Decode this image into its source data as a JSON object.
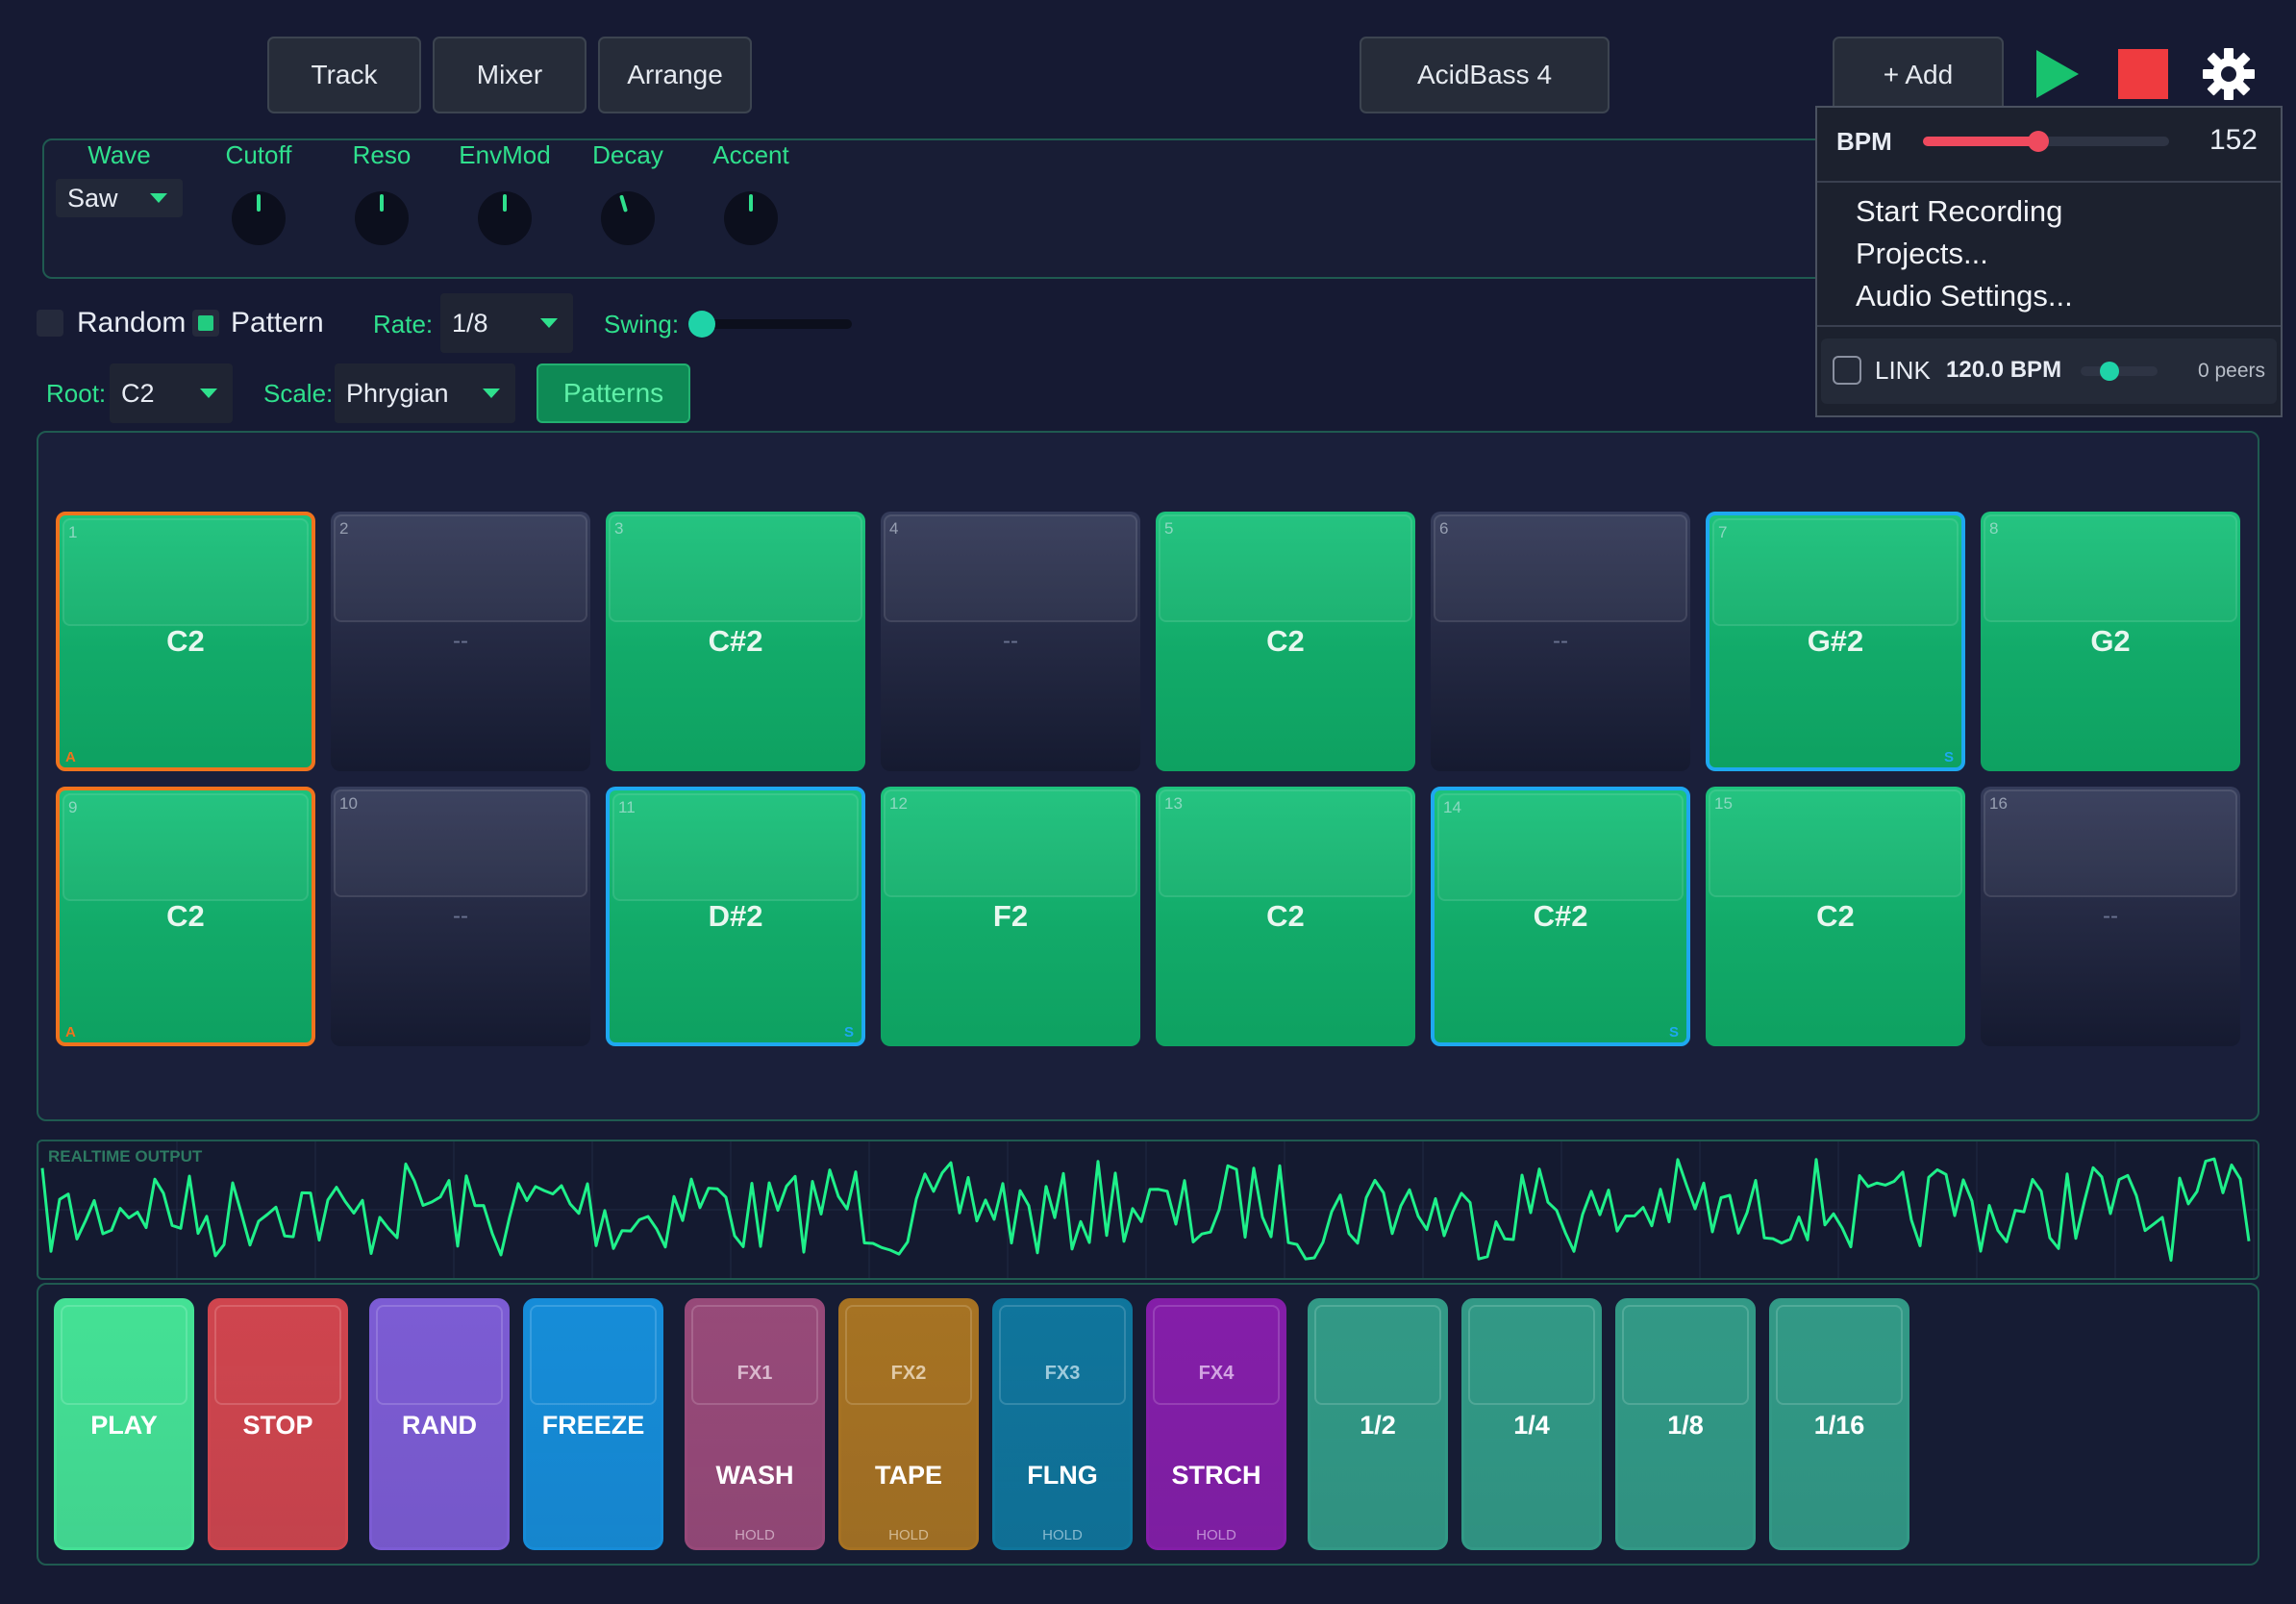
{
  "nav": {
    "tabs": [
      "Track",
      "Mixer",
      "Arrange"
    ],
    "track_name": "AcidBass 4"
  },
  "toolbar": {
    "add_label": "+ Add",
    "play_icon": "play-icon",
    "stop_icon": "stop-icon",
    "settings_icon": "gear-icon"
  },
  "synth": {
    "wave": {
      "label": "Wave",
      "value": "Saw"
    },
    "knobs": [
      {
        "label": "Cutoff",
        "value": 0.5
      },
      {
        "label": "Reso",
        "value": 0.5
      },
      {
        "label": "EnvMod",
        "value": 0.5
      },
      {
        "label": "Decay",
        "value": 0.44
      },
      {
        "label": "Accent",
        "value": 0.5
      }
    ]
  },
  "sequencer_controls": {
    "random_label": "Random",
    "random_checked": false,
    "pattern_label": "Pattern",
    "pattern_checked": true,
    "rate_label": "Rate:",
    "rate_value": "1/8",
    "swing_label": "Swing:",
    "swing_value": 0.0,
    "root_label": "Root:",
    "root_value": "C2",
    "scale_label": "Scale:",
    "scale_value": "Phrygian",
    "patterns_button": "Patterns"
  },
  "pads": [
    {
      "num": "1",
      "note": "C2",
      "on": true,
      "accent": true,
      "slide": false
    },
    {
      "num": "2",
      "note": "--",
      "on": false,
      "accent": false,
      "slide": false
    },
    {
      "num": "3",
      "note": "C#2",
      "on": true,
      "accent": false,
      "slide": false
    },
    {
      "num": "4",
      "note": "--",
      "on": false,
      "accent": false,
      "slide": false
    },
    {
      "num": "5",
      "note": "C2",
      "on": true,
      "accent": false,
      "slide": false
    },
    {
      "num": "6",
      "note": "--",
      "on": false,
      "accent": false,
      "slide": false
    },
    {
      "num": "7",
      "note": "G#2",
      "on": true,
      "accent": false,
      "slide": true
    },
    {
      "num": "8",
      "note": "G2",
      "on": true,
      "accent": false,
      "slide": false
    },
    {
      "num": "9",
      "note": "C2",
      "on": true,
      "accent": true,
      "slide": false
    },
    {
      "num": "10",
      "note": "--",
      "on": false,
      "accent": false,
      "slide": false
    },
    {
      "num": "11",
      "note": "D#2",
      "on": true,
      "accent": false,
      "slide": true
    },
    {
      "num": "12",
      "note": "F2",
      "on": true,
      "accent": false,
      "slide": false
    },
    {
      "num": "13",
      "note": "C2",
      "on": true,
      "accent": false,
      "slide": false
    },
    {
      "num": "14",
      "note": "C#2",
      "on": true,
      "accent": false,
      "slide": true
    },
    {
      "num": "15",
      "note": "C2",
      "on": true,
      "accent": false,
      "slide": false
    },
    {
      "num": "16",
      "note": "--",
      "on": false,
      "accent": false,
      "slide": false
    }
  ],
  "pad_marks": {
    "accent": "A",
    "slide": "S"
  },
  "output": {
    "label": "REALTIME OUTPUT"
  },
  "performance": [
    {
      "label": "PLAY",
      "color": "#3fd08a"
    },
    {
      "label": "STOP",
      "color": "#c04048"
    },
    {
      "label": "RAND",
      "color": "#7355c4"
    },
    {
      "label": "FREEZE",
      "color": "#1482c8"
    },
    {
      "fx": "FX1",
      "label": "WASH",
      "hold": "HOLD",
      "color": "#8c4470"
    },
    {
      "fx": "FX2",
      "label": "TAPE",
      "hold": "HOLD",
      "color": "#9a6a20"
    },
    {
      "fx": "FX3",
      "label": "FLNG",
      "hold": "HOLD",
      "color": "#0e6c90"
    },
    {
      "fx": "FX4",
      "label": "STRCH",
      "hold": "HOLD",
      "color": "#7a1c9c"
    },
    {
      "label": "1/2",
      "color": "#2e8e7c"
    },
    {
      "label": "1/4",
      "color": "#2e8e7c"
    },
    {
      "label": "1/8",
      "color": "#2e8e7c"
    },
    {
      "label": "1/16",
      "color": "#2e8e7c"
    }
  ],
  "dropdown_menu": {
    "bpm_label": "BPM",
    "bpm_value": "152",
    "bpm_level": 0.47,
    "items": [
      "Start Recording",
      "Projects...",
      "Audio Settings..."
    ],
    "link_label": "LINK",
    "link_bpm": "120.0 BPM",
    "link_checked": false,
    "link_slider_level": 0.38,
    "peers": "0 peers"
  },
  "colors": {
    "accent_green": "#2fe08d",
    "accent_marker": "#f0731d",
    "slide_marker": "#1ea8f0",
    "play_green": "#18c26e",
    "stop_red": "#ef3b3f"
  }
}
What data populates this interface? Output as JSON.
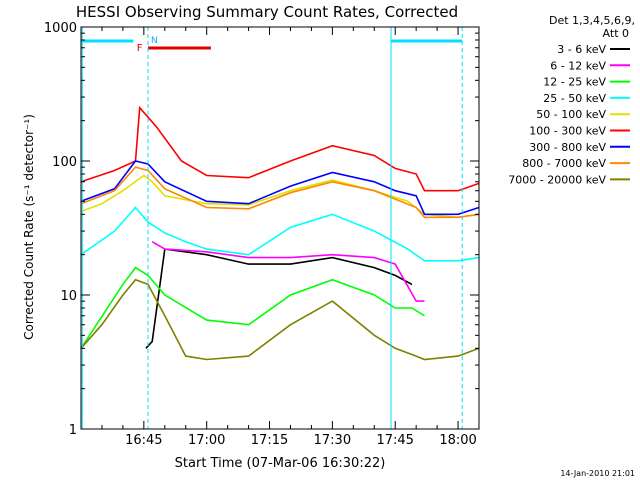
{
  "chart_data": {
    "type": "line",
    "title": "HESSI Observing Summary Count Rates, Corrected",
    "xlabel": "Start Time (07-Mar-06 16:30:22)",
    "ylabel": "Corrected Count Rate (s⁻¹ detector⁻¹)",
    "yscale": "log",
    "ylim": [
      1,
      1000
    ],
    "xlim_minutes": [
      0,
      95
    ],
    "x_ticks": [
      {
        "t": 15,
        "label": "16:45"
      },
      {
        "t": 30,
        "label": "17:00"
      },
      {
        "t": 45,
        "label": "17:15"
      },
      {
        "t": 60,
        "label": "17:30"
      },
      {
        "t": 75,
        "label": "17:45"
      },
      {
        "t": 90,
        "label": "18:00"
      }
    ],
    "y_ticks": [
      {
        "v": 1,
        "label": "1"
      },
      {
        "v": 10,
        "label": "10"
      },
      {
        "v": 100,
        "label": "100"
      },
      {
        "v": 1000,
        "label": "1000"
      }
    ],
    "legend": {
      "position": "right",
      "header": [
        "Det 1,3,4,5,6,9,",
        "Att 0"
      ]
    },
    "flag_labels": {
      "flare": "F",
      "night": "N"
    },
    "footer_date": "14-Jan-2010 21:01",
    "series": [
      {
        "name": "3 - 6 keV",
        "color": "#000000",
        "x": [
          15.5,
          17,
          20,
          30,
          40,
          50,
          60,
          70,
          75,
          79
        ],
        "y": [
          4,
          4.5,
          22,
          20,
          17,
          17,
          19,
          16,
          14,
          12
        ]
      },
      {
        "name": "6 - 12 keV",
        "color": "#ff00ff",
        "x": [
          17,
          20,
          30,
          40,
          50,
          60,
          70,
          75,
          80,
          82
        ],
        "y": [
          25,
          22,
          21,
          19,
          19,
          20,
          19,
          17,
          9,
          9
        ]
      },
      {
        "name": "12 - 25 keV",
        "color": "#00ff00",
        "x": [
          0,
          10,
          13,
          16,
          20,
          30,
          40,
          50,
          60,
          70,
          75,
          79,
          82
        ],
        "y": [
          4,
          12,
          16,
          14,
          10,
          6.5,
          6,
          10,
          13,
          10,
          8,
          8,
          7
        ]
      },
      {
        "name": "25 - 50 keV",
        "color": "#00ffff",
        "x": [
          0,
          8,
          13,
          16,
          20,
          25,
          30,
          40,
          50,
          60,
          70,
          78,
          82,
          90,
          95
        ],
        "y": [
          20,
          30,
          45,
          35,
          29,
          25,
          22,
          20,
          32,
          40,
          30,
          22,
          18,
          18,
          19
        ]
      },
      {
        "name": "50 - 100 keV",
        "color": "#e0e000",
        "x": [
          0,
          5,
          10,
          15,
          17,
          20,
          30,
          40,
          50,
          60,
          70,
          78,
          82,
          90,
          95
        ],
        "y": [
          42,
          48,
          60,
          78,
          70,
          55,
          48,
          47,
          60,
          72,
          60,
          50,
          40,
          38,
          40
        ]
      },
      {
        "name": "100 - 300 keV",
        "color": "#ff0000",
        "x": [
          0,
          8,
          13,
          14,
          18,
          24,
          30,
          40,
          50,
          60,
          70,
          75,
          80,
          82,
          90,
          95
        ],
        "y": [
          70,
          85,
          100,
          250,
          180,
          100,
          78,
          75,
          100,
          130,
          110,
          88,
          80,
          60,
          60,
          68
        ]
      },
      {
        "name": "300 - 800 keV",
        "color": "#0000ff",
        "x": [
          0,
          8,
          13,
          16,
          20,
          30,
          40,
          50,
          60,
          70,
          75,
          80,
          82,
          90,
          95
        ],
        "y": [
          50,
          62,
          100,
          95,
          70,
          50,
          48,
          65,
          82,
          70,
          60,
          55,
          40,
          40,
          45
        ]
      },
      {
        "name": "800 - 7000 keV",
        "color": "#ff8800",
        "x": [
          0,
          8,
          13,
          16,
          20,
          30,
          40,
          50,
          60,
          70,
          75,
          80,
          82,
          90,
          95
        ],
        "y": [
          48,
          60,
          90,
          85,
          62,
          45,
          44,
          58,
          70,
          60,
          52,
          45,
          38,
          38,
          40
        ]
      },
      {
        "name": "7000 - 20000 keV",
        "color": "#808000",
        "x": [
          0,
          5,
          10,
          13,
          16,
          20,
          25,
          30,
          40,
          50,
          60,
          70,
          75,
          80,
          82,
          90,
          95
        ],
        "y": [
          4,
          6,
          10,
          13,
          12,
          7,
          3.5,
          3.3,
          3.5,
          6,
          9,
          5,
          4,
          3.5,
          3.3,
          3.5,
          4
        ]
      }
    ]
  }
}
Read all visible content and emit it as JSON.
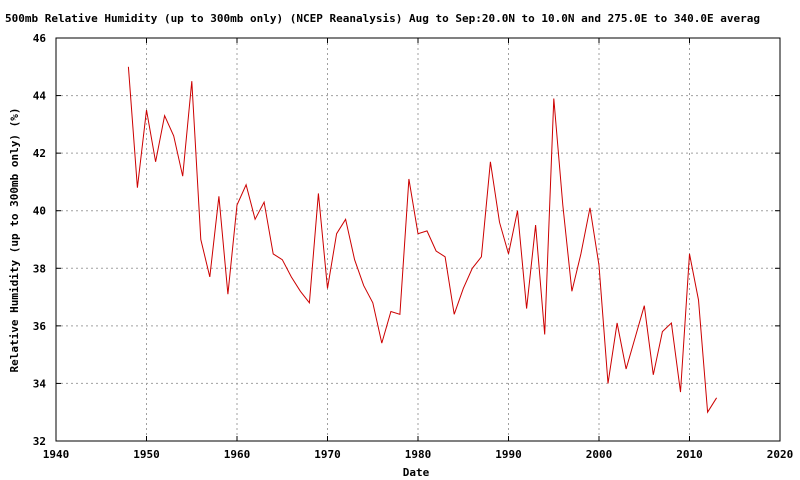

※

Stated goal. Find the lines above that include the string "Count" and copy them.

Finished answer.
    "title": "HESSI Observing Summary Count Rates, Corrected",
    "ylabel": "Corrected Count Rate (s⁻¹ detector⁻¹)",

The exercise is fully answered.